▶ _Exercise prompt_:
Go through the entries and count the lines with the string "Tuấn" in them. Give only that number.

▶ _Extracted information_:
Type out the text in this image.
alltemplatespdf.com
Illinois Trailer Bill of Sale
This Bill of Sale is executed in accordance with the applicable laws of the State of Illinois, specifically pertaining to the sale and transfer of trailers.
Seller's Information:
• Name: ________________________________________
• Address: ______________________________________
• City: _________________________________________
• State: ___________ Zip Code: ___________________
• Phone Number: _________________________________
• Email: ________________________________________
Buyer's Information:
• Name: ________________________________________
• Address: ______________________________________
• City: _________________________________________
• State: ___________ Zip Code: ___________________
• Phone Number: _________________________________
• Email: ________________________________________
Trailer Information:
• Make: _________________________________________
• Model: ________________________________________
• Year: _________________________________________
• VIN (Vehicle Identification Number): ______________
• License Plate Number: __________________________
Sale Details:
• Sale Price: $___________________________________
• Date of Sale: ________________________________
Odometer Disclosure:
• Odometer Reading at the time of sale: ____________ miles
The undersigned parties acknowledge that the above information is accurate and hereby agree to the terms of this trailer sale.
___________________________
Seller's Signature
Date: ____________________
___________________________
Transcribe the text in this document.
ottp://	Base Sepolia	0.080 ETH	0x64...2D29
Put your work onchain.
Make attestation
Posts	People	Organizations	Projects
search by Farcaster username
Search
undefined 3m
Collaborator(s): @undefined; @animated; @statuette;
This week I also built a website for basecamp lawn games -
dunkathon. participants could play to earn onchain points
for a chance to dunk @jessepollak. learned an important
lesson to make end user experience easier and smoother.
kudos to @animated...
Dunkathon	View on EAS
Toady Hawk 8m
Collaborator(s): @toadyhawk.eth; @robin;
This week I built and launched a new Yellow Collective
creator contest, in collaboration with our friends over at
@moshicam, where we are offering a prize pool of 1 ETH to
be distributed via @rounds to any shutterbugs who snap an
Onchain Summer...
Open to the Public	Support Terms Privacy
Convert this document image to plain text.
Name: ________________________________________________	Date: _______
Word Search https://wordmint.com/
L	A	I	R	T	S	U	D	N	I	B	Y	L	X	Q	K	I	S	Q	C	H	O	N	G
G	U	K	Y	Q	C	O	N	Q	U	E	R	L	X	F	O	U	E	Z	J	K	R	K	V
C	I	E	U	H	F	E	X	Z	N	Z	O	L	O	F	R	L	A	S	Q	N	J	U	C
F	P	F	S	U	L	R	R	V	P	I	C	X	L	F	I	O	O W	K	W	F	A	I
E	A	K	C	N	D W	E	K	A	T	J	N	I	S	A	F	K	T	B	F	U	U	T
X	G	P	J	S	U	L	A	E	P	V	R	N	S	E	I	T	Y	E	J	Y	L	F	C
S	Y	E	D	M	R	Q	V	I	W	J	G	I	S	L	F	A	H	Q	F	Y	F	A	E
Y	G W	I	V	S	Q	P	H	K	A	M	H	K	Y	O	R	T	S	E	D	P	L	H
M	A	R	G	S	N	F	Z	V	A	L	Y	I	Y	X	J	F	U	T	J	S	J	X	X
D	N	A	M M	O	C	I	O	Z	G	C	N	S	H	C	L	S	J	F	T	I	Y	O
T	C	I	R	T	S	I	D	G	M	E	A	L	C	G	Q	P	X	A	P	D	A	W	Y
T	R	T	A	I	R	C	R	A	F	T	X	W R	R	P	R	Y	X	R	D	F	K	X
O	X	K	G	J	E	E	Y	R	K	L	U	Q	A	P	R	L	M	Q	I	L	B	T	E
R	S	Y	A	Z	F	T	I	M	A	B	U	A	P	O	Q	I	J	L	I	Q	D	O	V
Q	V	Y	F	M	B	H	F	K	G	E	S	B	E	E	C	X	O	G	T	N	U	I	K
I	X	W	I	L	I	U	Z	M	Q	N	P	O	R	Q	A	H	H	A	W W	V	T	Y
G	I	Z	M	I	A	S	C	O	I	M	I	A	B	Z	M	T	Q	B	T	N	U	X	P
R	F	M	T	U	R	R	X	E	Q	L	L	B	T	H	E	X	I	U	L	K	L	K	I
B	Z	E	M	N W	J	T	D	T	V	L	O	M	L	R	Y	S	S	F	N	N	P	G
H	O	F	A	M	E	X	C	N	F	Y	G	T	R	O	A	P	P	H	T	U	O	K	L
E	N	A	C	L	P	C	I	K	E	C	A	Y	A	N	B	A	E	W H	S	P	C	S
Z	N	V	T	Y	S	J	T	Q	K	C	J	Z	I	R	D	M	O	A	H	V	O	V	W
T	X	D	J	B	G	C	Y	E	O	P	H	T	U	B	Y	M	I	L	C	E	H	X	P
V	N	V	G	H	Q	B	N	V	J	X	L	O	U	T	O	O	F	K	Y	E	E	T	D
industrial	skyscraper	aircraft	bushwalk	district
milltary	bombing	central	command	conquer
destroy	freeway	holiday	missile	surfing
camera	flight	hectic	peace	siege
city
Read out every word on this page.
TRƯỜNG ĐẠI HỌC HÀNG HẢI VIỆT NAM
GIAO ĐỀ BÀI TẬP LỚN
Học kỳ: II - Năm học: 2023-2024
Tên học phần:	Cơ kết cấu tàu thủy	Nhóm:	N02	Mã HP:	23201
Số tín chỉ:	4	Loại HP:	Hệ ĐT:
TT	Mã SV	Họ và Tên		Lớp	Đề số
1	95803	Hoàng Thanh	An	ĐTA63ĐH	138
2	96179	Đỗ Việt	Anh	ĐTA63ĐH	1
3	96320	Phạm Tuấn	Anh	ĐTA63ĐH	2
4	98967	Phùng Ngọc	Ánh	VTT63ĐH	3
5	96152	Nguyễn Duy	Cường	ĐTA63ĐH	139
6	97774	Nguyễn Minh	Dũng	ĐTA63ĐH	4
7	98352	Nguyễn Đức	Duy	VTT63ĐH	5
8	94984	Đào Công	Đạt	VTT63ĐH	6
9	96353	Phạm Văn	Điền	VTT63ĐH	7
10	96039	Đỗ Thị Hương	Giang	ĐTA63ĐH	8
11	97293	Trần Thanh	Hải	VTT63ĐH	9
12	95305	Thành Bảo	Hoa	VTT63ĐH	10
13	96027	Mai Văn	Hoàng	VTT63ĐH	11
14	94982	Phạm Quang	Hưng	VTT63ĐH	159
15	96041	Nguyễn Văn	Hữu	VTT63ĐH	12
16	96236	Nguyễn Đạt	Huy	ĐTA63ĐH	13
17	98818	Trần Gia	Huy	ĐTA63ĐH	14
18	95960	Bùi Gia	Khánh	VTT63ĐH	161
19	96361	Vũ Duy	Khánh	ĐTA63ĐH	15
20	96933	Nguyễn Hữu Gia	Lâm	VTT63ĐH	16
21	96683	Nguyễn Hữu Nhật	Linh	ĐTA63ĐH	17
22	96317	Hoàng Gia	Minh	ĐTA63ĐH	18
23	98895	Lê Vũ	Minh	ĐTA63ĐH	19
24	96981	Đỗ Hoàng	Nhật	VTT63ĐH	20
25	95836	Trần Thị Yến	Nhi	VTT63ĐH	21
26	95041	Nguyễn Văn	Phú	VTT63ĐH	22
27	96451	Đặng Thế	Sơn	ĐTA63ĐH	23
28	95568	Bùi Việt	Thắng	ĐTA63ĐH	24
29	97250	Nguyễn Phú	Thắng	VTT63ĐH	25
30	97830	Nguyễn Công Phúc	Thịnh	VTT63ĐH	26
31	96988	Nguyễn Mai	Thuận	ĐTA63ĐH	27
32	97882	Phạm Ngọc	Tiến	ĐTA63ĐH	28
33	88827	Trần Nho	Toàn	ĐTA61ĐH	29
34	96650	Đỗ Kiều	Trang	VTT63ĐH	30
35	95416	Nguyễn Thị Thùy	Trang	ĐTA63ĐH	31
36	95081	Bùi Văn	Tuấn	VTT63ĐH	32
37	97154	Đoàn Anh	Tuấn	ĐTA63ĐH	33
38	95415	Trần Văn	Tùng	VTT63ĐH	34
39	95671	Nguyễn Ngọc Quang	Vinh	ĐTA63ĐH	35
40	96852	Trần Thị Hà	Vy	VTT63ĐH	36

▶ _Result below_:
3